[To be done] Report each line of the data that includes the word "name".

******

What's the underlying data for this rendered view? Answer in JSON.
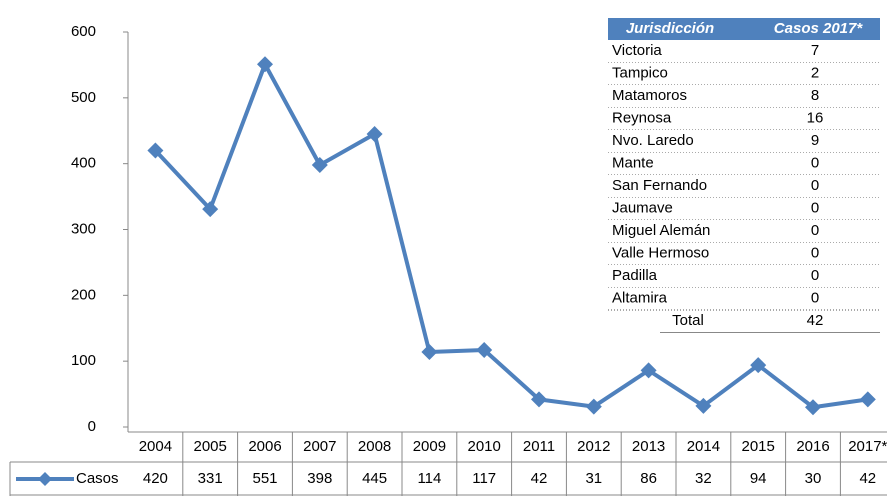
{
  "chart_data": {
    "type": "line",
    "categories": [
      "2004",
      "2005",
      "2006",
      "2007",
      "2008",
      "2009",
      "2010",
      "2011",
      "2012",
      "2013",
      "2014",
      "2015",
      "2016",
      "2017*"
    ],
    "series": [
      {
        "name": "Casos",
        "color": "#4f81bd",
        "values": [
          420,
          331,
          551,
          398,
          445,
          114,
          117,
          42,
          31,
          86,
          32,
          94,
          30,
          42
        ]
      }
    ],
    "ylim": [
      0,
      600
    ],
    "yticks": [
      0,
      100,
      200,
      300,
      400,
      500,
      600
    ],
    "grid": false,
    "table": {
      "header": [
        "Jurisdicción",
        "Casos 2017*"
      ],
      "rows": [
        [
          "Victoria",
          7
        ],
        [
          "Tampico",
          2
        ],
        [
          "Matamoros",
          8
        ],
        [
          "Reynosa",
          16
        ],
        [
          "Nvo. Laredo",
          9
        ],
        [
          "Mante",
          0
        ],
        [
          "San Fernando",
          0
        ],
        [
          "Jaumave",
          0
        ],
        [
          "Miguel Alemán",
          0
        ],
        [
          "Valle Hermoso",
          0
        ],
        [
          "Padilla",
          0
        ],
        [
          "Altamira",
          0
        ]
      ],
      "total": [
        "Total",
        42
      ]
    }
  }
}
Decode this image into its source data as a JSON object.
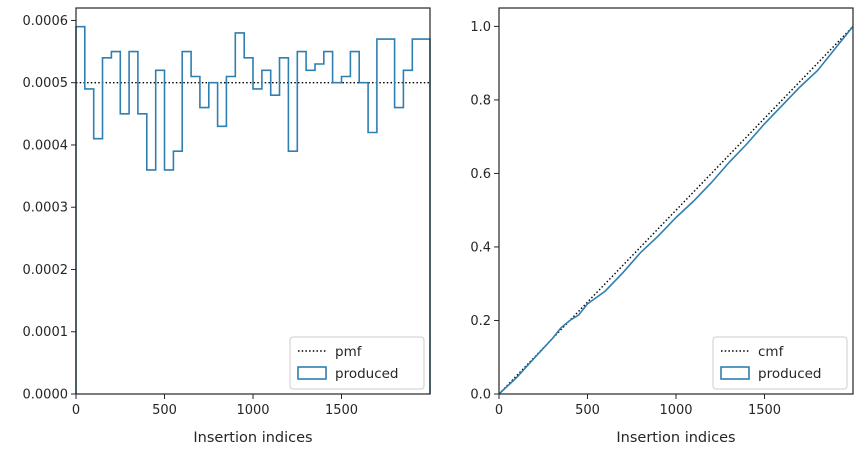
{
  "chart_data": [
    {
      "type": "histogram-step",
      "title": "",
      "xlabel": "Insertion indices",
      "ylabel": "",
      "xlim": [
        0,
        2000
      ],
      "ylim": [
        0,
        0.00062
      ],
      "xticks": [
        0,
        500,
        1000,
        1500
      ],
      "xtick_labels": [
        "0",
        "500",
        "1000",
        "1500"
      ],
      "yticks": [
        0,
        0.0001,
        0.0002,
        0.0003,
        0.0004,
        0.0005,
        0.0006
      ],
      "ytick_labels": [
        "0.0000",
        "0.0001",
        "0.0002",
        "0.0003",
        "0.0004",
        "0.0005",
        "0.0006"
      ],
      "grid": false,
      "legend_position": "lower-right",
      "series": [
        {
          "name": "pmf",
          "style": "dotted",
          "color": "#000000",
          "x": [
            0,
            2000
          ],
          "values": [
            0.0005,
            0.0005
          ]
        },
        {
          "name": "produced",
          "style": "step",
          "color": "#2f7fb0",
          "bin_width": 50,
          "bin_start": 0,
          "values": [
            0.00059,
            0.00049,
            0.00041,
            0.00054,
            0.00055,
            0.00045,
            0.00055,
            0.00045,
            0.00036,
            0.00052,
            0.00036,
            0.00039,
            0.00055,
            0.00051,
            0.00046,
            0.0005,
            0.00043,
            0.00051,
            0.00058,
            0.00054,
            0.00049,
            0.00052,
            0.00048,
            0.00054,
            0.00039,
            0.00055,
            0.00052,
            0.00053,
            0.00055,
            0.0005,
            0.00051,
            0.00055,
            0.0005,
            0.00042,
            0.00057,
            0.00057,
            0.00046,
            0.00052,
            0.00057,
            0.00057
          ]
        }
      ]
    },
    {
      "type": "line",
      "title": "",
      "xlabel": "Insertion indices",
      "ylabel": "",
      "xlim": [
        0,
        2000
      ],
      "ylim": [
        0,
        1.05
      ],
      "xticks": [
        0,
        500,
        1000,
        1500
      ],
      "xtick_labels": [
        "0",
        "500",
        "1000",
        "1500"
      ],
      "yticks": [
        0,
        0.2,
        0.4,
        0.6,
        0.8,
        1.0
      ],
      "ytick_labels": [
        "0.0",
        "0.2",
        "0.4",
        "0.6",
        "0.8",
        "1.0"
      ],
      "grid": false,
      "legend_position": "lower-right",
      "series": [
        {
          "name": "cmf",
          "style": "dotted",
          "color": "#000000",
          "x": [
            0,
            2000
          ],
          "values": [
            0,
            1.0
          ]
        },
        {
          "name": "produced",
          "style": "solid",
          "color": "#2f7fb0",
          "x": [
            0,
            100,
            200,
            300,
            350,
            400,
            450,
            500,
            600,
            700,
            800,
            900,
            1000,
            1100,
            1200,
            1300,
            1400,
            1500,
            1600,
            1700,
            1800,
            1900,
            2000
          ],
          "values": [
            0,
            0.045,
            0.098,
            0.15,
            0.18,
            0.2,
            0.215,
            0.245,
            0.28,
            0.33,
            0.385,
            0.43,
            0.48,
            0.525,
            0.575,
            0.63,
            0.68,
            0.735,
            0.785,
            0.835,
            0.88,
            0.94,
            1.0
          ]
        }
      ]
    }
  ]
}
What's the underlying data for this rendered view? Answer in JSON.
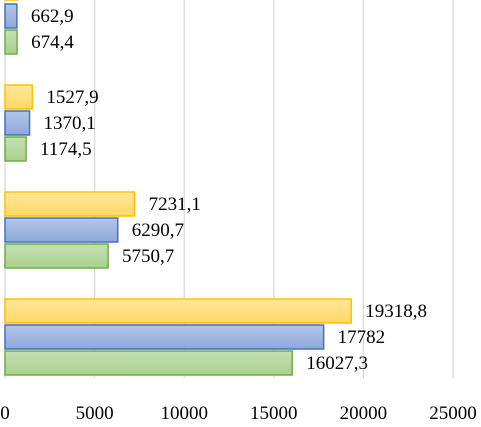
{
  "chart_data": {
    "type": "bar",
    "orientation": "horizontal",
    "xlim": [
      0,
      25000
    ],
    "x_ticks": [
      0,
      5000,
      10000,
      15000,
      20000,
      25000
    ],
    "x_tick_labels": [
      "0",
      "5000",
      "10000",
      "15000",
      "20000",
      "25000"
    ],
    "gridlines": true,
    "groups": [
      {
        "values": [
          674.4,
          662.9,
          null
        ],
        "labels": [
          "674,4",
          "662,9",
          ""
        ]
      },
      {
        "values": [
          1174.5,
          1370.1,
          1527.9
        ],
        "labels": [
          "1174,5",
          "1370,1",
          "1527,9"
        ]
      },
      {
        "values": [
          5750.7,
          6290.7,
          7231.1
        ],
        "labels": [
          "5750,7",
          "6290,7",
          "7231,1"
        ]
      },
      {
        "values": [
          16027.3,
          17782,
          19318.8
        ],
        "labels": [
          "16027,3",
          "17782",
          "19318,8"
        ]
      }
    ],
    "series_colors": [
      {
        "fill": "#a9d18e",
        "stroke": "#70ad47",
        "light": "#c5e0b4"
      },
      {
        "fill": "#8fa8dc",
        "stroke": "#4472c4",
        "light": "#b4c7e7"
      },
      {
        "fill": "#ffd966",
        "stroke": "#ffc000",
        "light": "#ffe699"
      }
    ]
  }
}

******

[The completed task]
        "name": "Casos",
          "name": "pmf",
          "name": "produced",
          "name": "cmf",
          "name": "produced",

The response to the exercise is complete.